▶ TASK INSTRUCTIONS
Find how many lines of the listing below include the word "section", then report the number by itself.

▶ TASK MATERIAL
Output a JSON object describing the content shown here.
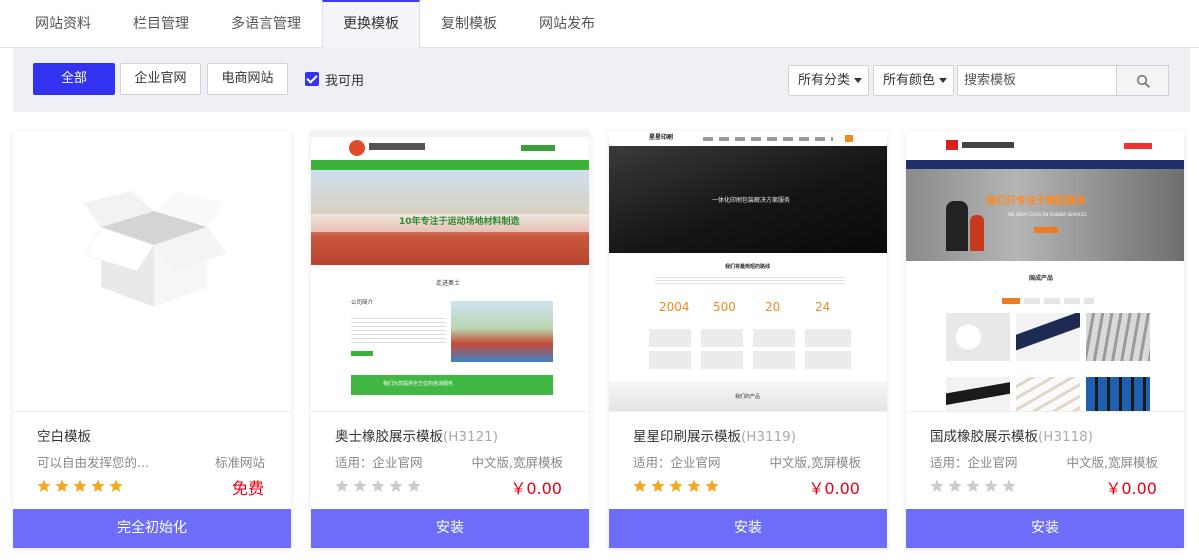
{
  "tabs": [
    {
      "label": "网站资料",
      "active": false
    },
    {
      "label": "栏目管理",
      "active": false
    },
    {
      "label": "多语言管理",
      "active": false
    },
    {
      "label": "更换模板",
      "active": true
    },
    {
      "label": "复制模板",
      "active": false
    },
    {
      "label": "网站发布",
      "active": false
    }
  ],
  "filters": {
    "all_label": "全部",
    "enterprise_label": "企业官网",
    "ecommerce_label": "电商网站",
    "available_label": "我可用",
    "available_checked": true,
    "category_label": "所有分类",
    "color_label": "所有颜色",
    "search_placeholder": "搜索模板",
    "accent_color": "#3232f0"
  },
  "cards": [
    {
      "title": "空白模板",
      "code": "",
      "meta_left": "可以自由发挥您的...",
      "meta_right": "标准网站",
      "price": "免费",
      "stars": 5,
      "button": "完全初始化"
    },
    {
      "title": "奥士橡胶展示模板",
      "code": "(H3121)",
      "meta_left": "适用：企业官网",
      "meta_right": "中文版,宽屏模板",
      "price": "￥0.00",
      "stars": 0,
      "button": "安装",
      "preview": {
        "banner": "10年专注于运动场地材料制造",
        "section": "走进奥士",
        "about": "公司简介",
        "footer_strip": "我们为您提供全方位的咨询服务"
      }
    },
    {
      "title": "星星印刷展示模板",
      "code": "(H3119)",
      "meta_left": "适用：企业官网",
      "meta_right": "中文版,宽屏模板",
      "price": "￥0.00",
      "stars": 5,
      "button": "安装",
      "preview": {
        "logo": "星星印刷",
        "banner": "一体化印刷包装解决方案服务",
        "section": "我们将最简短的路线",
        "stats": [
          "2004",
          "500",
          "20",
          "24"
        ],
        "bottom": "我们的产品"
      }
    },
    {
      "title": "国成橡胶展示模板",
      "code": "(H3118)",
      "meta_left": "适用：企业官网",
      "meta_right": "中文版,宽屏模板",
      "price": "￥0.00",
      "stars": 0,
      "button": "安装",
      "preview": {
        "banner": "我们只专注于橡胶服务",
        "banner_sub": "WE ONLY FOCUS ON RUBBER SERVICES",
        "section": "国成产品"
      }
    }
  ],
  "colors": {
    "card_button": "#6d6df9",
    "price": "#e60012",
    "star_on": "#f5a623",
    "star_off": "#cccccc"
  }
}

▶ THE OUTPUT
3